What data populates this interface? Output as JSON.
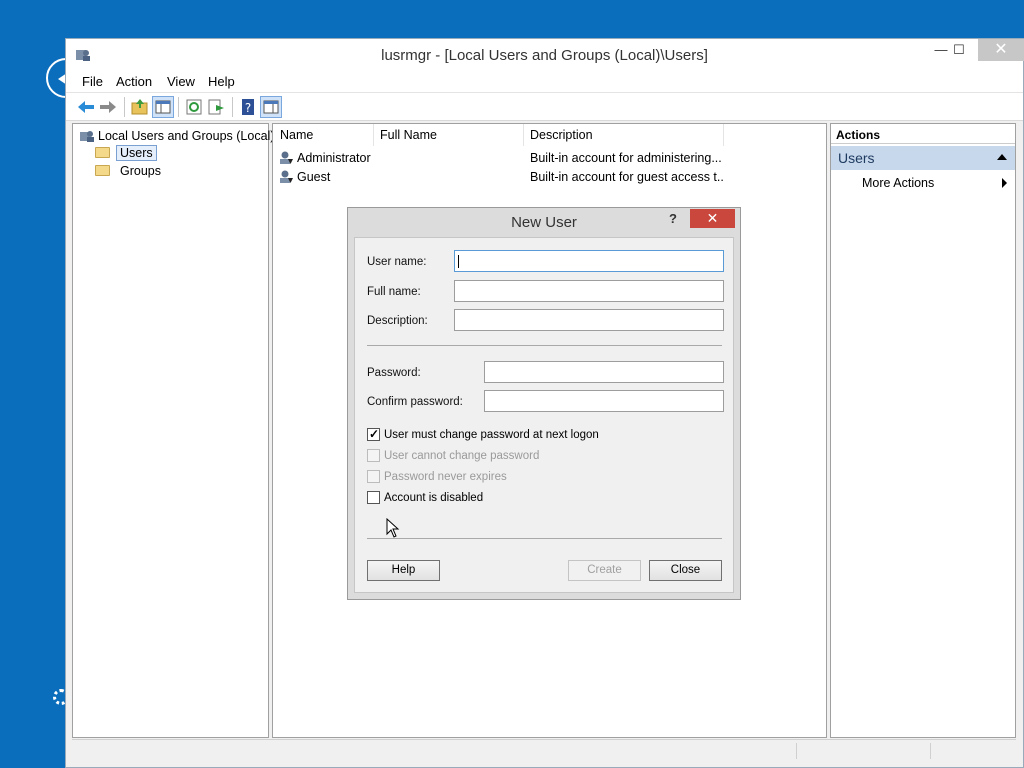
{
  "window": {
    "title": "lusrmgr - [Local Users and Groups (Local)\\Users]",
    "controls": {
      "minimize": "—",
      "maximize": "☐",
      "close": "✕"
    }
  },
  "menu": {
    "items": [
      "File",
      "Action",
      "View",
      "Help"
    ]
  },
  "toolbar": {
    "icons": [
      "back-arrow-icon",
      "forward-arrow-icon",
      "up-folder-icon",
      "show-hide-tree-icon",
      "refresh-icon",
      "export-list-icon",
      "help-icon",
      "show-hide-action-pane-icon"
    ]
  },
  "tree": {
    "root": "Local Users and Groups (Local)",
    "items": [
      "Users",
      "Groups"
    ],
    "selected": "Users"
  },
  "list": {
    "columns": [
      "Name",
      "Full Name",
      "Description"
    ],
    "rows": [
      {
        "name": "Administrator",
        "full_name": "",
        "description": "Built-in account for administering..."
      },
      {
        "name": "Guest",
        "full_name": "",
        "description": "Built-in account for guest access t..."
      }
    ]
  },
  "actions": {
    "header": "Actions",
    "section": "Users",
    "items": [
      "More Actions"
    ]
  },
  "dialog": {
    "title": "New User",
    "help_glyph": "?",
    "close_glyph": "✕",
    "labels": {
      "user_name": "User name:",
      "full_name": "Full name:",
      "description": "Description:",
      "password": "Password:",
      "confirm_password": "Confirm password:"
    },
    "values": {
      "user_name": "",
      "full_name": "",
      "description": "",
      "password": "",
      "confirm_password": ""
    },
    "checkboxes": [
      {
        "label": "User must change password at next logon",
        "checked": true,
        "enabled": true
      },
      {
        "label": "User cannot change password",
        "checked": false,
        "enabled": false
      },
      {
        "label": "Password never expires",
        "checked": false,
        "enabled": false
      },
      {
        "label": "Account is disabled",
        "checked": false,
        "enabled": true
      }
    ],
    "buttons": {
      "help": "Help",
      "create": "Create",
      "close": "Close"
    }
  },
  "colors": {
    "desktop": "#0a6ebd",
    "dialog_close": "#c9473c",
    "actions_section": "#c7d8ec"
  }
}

+++

▶ Task brief: All of the entries above should be copied exactly, except for the pictures.

▶ Response:
What data populates this interface? Output as JSON.
{
  "window": {
    "title": "lusrmgr - [Local Users and Groups (Local)\\Users]",
    "controls": {
      "minimize": "—",
      "maximize": "☐",
      "close": "✕"
    }
  },
  "menu": {
    "items": [
      "File",
      "Action",
      "View",
      "Help"
    ]
  },
  "toolbar": {
    "icons": [
      "back-arrow-icon",
      "forward-arrow-icon",
      "up-folder-icon",
      "show-hide-tree-icon",
      "refresh-icon",
      "export-list-icon",
      "help-icon",
      "show-hide-action-pane-icon"
    ]
  },
  "tree": {
    "root": "Local Users and Groups (Local)",
    "items": [
      "Users",
      "Groups"
    ],
    "selected": "Users"
  },
  "list": {
    "columns": [
      "Name",
      "Full Name",
      "Description"
    ],
    "rows": [
      {
        "name": "Administrator",
        "full_name": "",
        "description": "Built-in account for administering..."
      },
      {
        "name": "Guest",
        "full_name": "",
        "description": "Built-in account for guest access t..."
      }
    ]
  },
  "actions": {
    "header": "Actions",
    "section": "Users",
    "items": [
      "More Actions"
    ]
  },
  "dialog": {
    "title": "New User",
    "help_glyph": "?",
    "close_glyph": "✕",
    "labels": {
      "user_name": "User name:",
      "full_name": "Full name:",
      "description": "Description:",
      "password": "Password:",
      "confirm_password": "Confirm password:"
    },
    "values": {
      "user_name": "",
      "full_name": "",
      "description": "",
      "password": "",
      "confirm_password": ""
    },
    "checkboxes": [
      {
        "label": "User must change password at next logon",
        "checked": true,
        "enabled": true
      },
      {
        "label": "User cannot change password",
        "checked": false,
        "enabled": false
      },
      {
        "label": "Password never expires",
        "checked": false,
        "enabled": false
      },
      {
        "label": "Account is disabled",
        "checked": false,
        "enabled": true
      }
    ],
    "buttons": {
      "help": "Help",
      "create": "Create",
      "close": "Close"
    }
  },
  "colors": {
    "desktop": "#0a6ebd",
    "dialog_close": "#c9473c",
    "actions_section": "#c7d8ec"
  }
}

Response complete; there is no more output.